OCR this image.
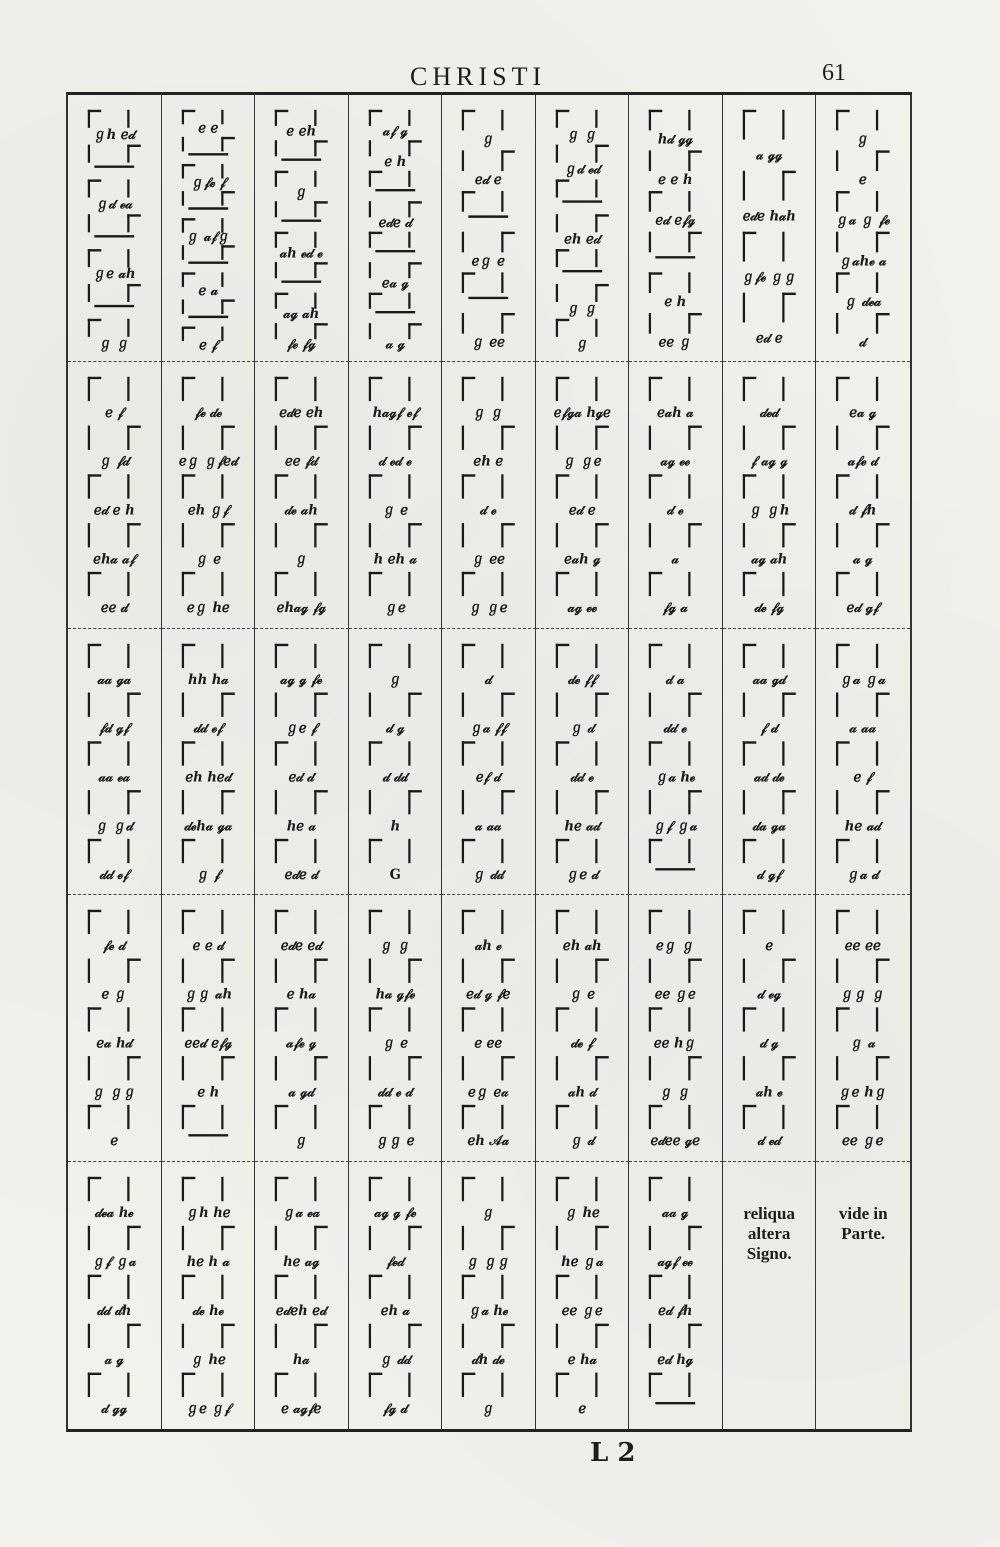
CHRISTI	61
ℊℎ ℯ𝒹
ℊ𝒹 ℯ𝒶
ℊℯ 𝒶ℎ
ℊ ℊ
ℯ ℯ
ℊ𝒻ℯ 𝒻
ℊ 𝒶𝒻ℊ
ℯ 𝒶
ℯ 𝒻
ℯ ℯℎ
ℊ
𝒶ℎ ℯ𝒹 ℯ
𝒶ℊ 𝒶ℎ
𝒻ℯ 𝒻ℊ
𝒶𝒻 ℊ
ℯ ℎ
ℯ𝒹ℯ 𝒹
ℯ𝒶 ℊ
𝒶 ℊ
ℊ
ℯ𝒹 ℯ
ℯℊ ℯ
ℊ ℯℯ
ℊ ℊ
ℊ𝒹 ℯ𝒹
ℯℎ ℯ𝒹
ℊ ℊ
ℊ
ℎ𝒹 ℊℊ
ℯ ℯ ℎ
ℯ𝒹 ℯ𝒻ℊ
ℯ ℎ
ℯℯ ℊ
𝒶 ℊℊ
ℯ𝒹ℯ ℎ𝒶ℎ
ℊ𝒻ℯ ℊℊ
ℯ𝒹 ℯ
ℊ
ℯ
ℊ𝒶 ℊ 𝒻ℯ
ℊ𝒶ℎℯ 𝒶
ℊ 𝒹ℯ𝒶
𝒹
ℯ 𝒻
ℊ 𝒻𝒹
ℯ𝒹 ℯ ℎ
ℯℎ𝒶 𝒶𝒻
ℯℯ 𝒹
𝒻ℯ 𝒹ℯ
ℯℊ ℊ𝒻ℯ𝒹
ℯℎ ℊ𝒻
ℊ ℯ
ℯℊ ℎℯ
ℯ𝒹ℯ ℯℎ
ℯℯ 𝒻𝒹
𝒹ℯ 𝒶ℎ
ℊ
ℯℎ𝒶ℊ 𝒻ℊ
ℎ𝒶ℊ𝒻 ℯ𝒻
𝒹 ℯ𝒹 ℯ
ℊ ℯ
ℎ ℯℎ 𝒶
ℊℯ
ℊ ℊ
ℯℎ ℯ
𝒹 ℯ
ℊ ℯℯ
ℊ ℊℯ
ℯ𝒻ℊ𝒶 ℎℊℯ
ℊ ℊℯ
ℯ𝒹 ℯ
ℯ𝒶ℎ ℊ
𝒶ℊ ℯℯ
ℯ𝒶ℎ 𝒶
𝒶ℊ ℯℯ
𝒹 ℯ
𝒶
𝒻ℊ 𝒶
𝒹ℯ𝒹
𝒻 𝒶ℊ ℊ
ℊ ℊℎ
𝒶ℊ 𝒶ℎ
𝒹ℯ 𝒻ℊ
ℯ𝒶 ℊ
𝒶𝒻ℯ 𝒹
𝒹 𝒻ℎ
𝒶 ℊ
ℯ𝒹 ℊ𝒻
𝒶𝒶 ℊ𝒶
𝒻𝒹 ℊ𝒻
𝒶𝒶 ℯ𝒶
ℊ ℊ𝒹
𝒹𝒹 ℯ𝒻
ℎℎ ℎ𝒶
𝒹𝒹 ℯ𝒻
ℯℎ ℎℯ𝒹
𝒹ℯℎ𝒶 ℊ𝒶
ℊ 𝒻
𝒶ℊ ℊ 𝒻ℯ
ℊℯ 𝒻
ℯ𝒹 𝒹
ℎℯ 𝒶
ℯ𝒹ℯ 𝒹
ℊ
𝒹 ℊ
𝒹 𝒹𝒹
ℎ
G
𝒹
ℊ𝒶 𝒻𝒻
ℯ𝒻 𝒹
𝒶 𝒶𝒶
ℊ 𝒹𝒹
𝒹ℯ 𝒻𝒻
ℊ 𝒹
𝒹𝒹 ℯ
ℎℯ 𝒶𝒹
ℊℯ 𝒹
𝒹 𝒶
𝒹𝒹 ℯ
ℊ𝒶 ℎℯ
ℊ𝒻 ℊ𝒶
𝒶𝒶 ℊ𝒹
𝒻 𝒹
𝒶𝒹 𝒹ℯ
𝒹𝒶 ℊ𝒶
𝒹 ℊ𝒻
ℊ𝒶 ℊ𝒶
𝒶 𝒶𝒶
ℯ 𝒻
ℎℯ 𝒶𝒹
ℊ𝒶 𝒹
𝒻ℯ 𝒹
ℯ ℊ
ℯ𝒶 ℎ𝒹
ℊ ℊℊ
ℯ
ℯ ℯ 𝒹
ℊℊ 𝒶ℎ
ℯℯ𝒹 ℯ𝒻ℊ
ℯ ℎ
ℯ𝒹ℯ ℯ𝒹
ℯ ℎ𝒶
𝒶𝒻ℯ ℊ
𝒶 ℊ𝒹
ℊ
ℊ ℊ
ℎ𝒶 ℊ𝒻ℯ
ℊ ℯ
𝒹𝒹 ℯ 𝒹
ℊℊ ℯ
𝒶ℎ ℯ
ℯ𝒹 ℊ 𝒻ℯ
ℯ ℯℯ
ℯℊ ℯ𝒶
ℯℎ 𝒜𝒶
ℯℎ 𝒶ℎ
ℊ ℯ
𝒹ℯ 𝒻
𝒶ℎ 𝒹
ℊ 𝒹
ℯℊ ℊ
ℯℯ ℊℯ
ℯℯ ℎℊ
ℊ ℊ
ℯ𝒹ℯℯ ℊℯ
ℯ
𝒹 ℯℊ
𝒹 ℊ
𝒶ℎ ℯ
𝒹 ℯ𝒹
ℯℯ ℯℯ
ℊℊ ℊ
ℊ 𝒶
ℊℯ ℎℊ
ℯℯ ℊℯ
𝒹ℯ𝒶 ℎℯ
ℊ𝒻 ℊ𝒶
𝒹𝒹 𝒹ℎ
𝒶 ℊ
𝒹 ℊℊ
ℊℎ ℎℯ
ℎℯ ℎ 𝒶
𝒹ℯ ℎℯ
ℊ ℎℯ
ℊℯ ℊ𝒻
ℊ𝒶 ℯ𝒶
ℎℯ 𝒶ℊ
ℯ𝒹ℯℎ ℯ𝒹
ℎ𝒶
ℯ 𝒶ℊ𝒻ℯ
𝒶ℊ ℊ 𝒻ℯ
𝒻ℯ𝒹
ℯℎ 𝒶
ℊ 𝒹𝒹
𝒻ℊ 𝒹
ℊ
ℊ ℊℊ
ℊ𝒶 ℎℯ
𝒹ℎ 𝒹ℯ
ℊ
ℊ ℎℯ
ℎℯ ℊ𝒶
ℯℯ ℊℯ
ℯ ℎ𝒶
ℯ
𝒶𝒶 ℊ
𝒶ℊ𝒻 ℯℯ
ℯ𝒹 𝒻ℎ
ℯ𝒹 ℎℊ
reliqua altera Signo.
vide in Parte.
L 2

● ● ● ● ● ● ●

* [To do] Copy out the whole listing exactly, and don't carry over any pictures.

* [Solution for this problem]
OCR this image.
CHRISTI	61
ℊℎ ℯ𝒹
ℊ𝒹 ℯ𝒶
ℊℯ 𝒶ℎ
ℊ ℊ
ℯ ℯ
ℊ𝒻ℯ 𝒻
ℊ 𝒶𝒻ℊ
ℯ 𝒶
ℯ 𝒻
ℯ ℯℎ
ℊ
𝒶ℎ ℯ𝒹 ℯ
𝒶ℊ 𝒶ℎ
𝒻ℯ 𝒻ℊ
𝒶𝒻 ℊ
ℯ ℎ
ℯ𝒹ℯ 𝒹
ℯ𝒶 ℊ
𝒶 ℊ
ℊ
ℯ𝒹 ℯ
ℯℊ ℯ
ℊ ℯℯ
ℊ ℊ
ℊ𝒹 ℯ𝒹
ℯℎ ℯ𝒹
ℊ ℊ
ℊ
ℎ𝒹 ℊℊ
ℯ ℯ ℎ
ℯ𝒹 ℯ𝒻ℊ
ℯ ℎ
ℯℯ ℊ
𝒶 ℊℊ
ℯ𝒹ℯ ℎ𝒶ℎ
ℊ𝒻ℯ ℊℊ
ℯ𝒹 ℯ
ℊ
ℯ
ℊ𝒶 ℊ 𝒻ℯ
ℊ𝒶ℎℯ 𝒶
ℊ 𝒹ℯ𝒶
𝒹
ℯ 𝒻
ℊ 𝒻𝒹
ℯ𝒹 ℯ ℎ
ℯℎ𝒶 𝒶𝒻
ℯℯ 𝒹
𝒻ℯ 𝒹ℯ
ℯℊ ℊ𝒻ℯ𝒹
ℯℎ ℊ𝒻
ℊ ℯ
ℯℊ ℎℯ
ℯ𝒹ℯ ℯℎ
ℯℯ 𝒻𝒹
𝒹ℯ 𝒶ℎ
ℊ
ℯℎ𝒶ℊ 𝒻ℊ
ℎ𝒶ℊ𝒻 ℯ𝒻
𝒹 ℯ𝒹 ℯ
ℊ ℯ
ℎ ℯℎ 𝒶
ℊℯ
ℊ ℊ
ℯℎ ℯ
𝒹 ℯ
ℊ ℯℯ
ℊ ℊℯ
ℯ𝒻ℊ𝒶 ℎℊℯ
ℊ ℊℯ
ℯ𝒹 ℯ
ℯ𝒶ℎ ℊ
𝒶ℊ ℯℯ
ℯ𝒶ℎ 𝒶
𝒶ℊ ℯℯ
𝒹 ℯ
𝒶
𝒻ℊ 𝒶
𝒹ℯ𝒹
𝒻 𝒶ℊ ℊ
ℊ ℊℎ
𝒶ℊ 𝒶ℎ
𝒹ℯ 𝒻ℊ
ℯ𝒶 ℊ
𝒶𝒻ℯ 𝒹
𝒹 𝒻ℎ
𝒶 ℊ
ℯ𝒹 ℊ𝒻
𝒶𝒶 ℊ𝒶
𝒻𝒹 ℊ𝒻
𝒶𝒶 ℯ𝒶
ℊ ℊ𝒹
𝒹𝒹 ℯ𝒻
ℎℎ ℎ𝒶
𝒹𝒹 ℯ𝒻
ℯℎ ℎℯ𝒹
𝒹ℯℎ𝒶 ℊ𝒶
ℊ 𝒻
𝒶ℊ ℊ 𝒻ℯ
ℊℯ 𝒻
ℯ𝒹 𝒹
ℎℯ 𝒶
ℯ𝒹ℯ 𝒹
ℊ
𝒹 ℊ
𝒹 𝒹𝒹
ℎ
G
𝒹
ℊ𝒶 𝒻𝒻
ℯ𝒻 𝒹
𝒶 𝒶𝒶
ℊ 𝒹𝒹
𝒹ℯ 𝒻𝒻
ℊ 𝒹
𝒹𝒹 ℯ
ℎℯ 𝒶𝒹
ℊℯ 𝒹
𝒹 𝒶
𝒹𝒹 ℯ
ℊ𝒶 ℎℯ
ℊ𝒻 ℊ𝒶
𝒶𝒶 ℊ𝒹
𝒻 𝒹
𝒶𝒹 𝒹ℯ
𝒹𝒶 ℊ𝒶
𝒹 ℊ𝒻
ℊ𝒶 ℊ𝒶
𝒶 𝒶𝒶
ℯ 𝒻
ℎℯ 𝒶𝒹
ℊ𝒶 𝒹
𝒻ℯ 𝒹
ℯ ℊ
ℯ𝒶 ℎ𝒹
ℊ ℊℊ
ℯ
ℯ ℯ 𝒹
ℊℊ 𝒶ℎ
ℯℯ𝒹 ℯ𝒻ℊ
ℯ ℎ
ℯ𝒹ℯ ℯ𝒹
ℯ ℎ𝒶
𝒶𝒻ℯ ℊ
𝒶 ℊ𝒹
ℊ
ℊ ℊ
ℎ𝒶 ℊ𝒻ℯ
ℊ ℯ
𝒹𝒹 ℯ 𝒹
ℊℊ ℯ
𝒶ℎ ℯ
ℯ𝒹 ℊ 𝒻ℯ
ℯ ℯℯ
ℯℊ ℯ𝒶
ℯℎ 𝒜𝒶
ℯℎ 𝒶ℎ
ℊ ℯ
𝒹ℯ 𝒻
𝒶ℎ 𝒹
ℊ 𝒹
ℯℊ ℊ
ℯℯ ℊℯ
ℯℯ ℎℊ
ℊ ℊ
ℯ𝒹ℯℯ ℊℯ
ℯ
𝒹 ℯℊ
𝒹 ℊ
𝒶ℎ ℯ
𝒹 ℯ𝒹
ℯℯ ℯℯ
ℊℊ ℊ
ℊ 𝒶
ℊℯ ℎℊ
ℯℯ ℊℯ
𝒹ℯ𝒶 ℎℯ
ℊ𝒻 ℊ𝒶
𝒹𝒹 𝒹ℎ
𝒶 ℊ
𝒹 ℊℊ
ℊℎ ℎℯ
ℎℯ ℎ 𝒶
𝒹ℯ ℎℯ
ℊ ℎℯ
ℊℯ ℊ𝒻
ℊ𝒶 ℯ𝒶
ℎℯ 𝒶ℊ
ℯ𝒹ℯℎ ℯ𝒹
ℎ𝒶
ℯ 𝒶ℊ𝒻ℯ
𝒶ℊ ℊ 𝒻ℯ
𝒻ℯ𝒹
ℯℎ 𝒶
ℊ 𝒹𝒹
𝒻ℊ 𝒹
ℊ
ℊ ℊℊ
ℊ𝒶 ℎℯ
𝒹ℎ 𝒹ℯ
ℊ
ℊ ℎℯ
ℎℯ ℊ𝒶
ℯℯ ℊℯ
ℯ ℎ𝒶
ℯ
𝒶𝒶 ℊ
𝒶ℊ𝒻 ℯℯ
ℯ𝒹 𝒻ℎ
ℯ𝒹 ℎℊ
reliqua altera Signo.
vide in Parte.
L 2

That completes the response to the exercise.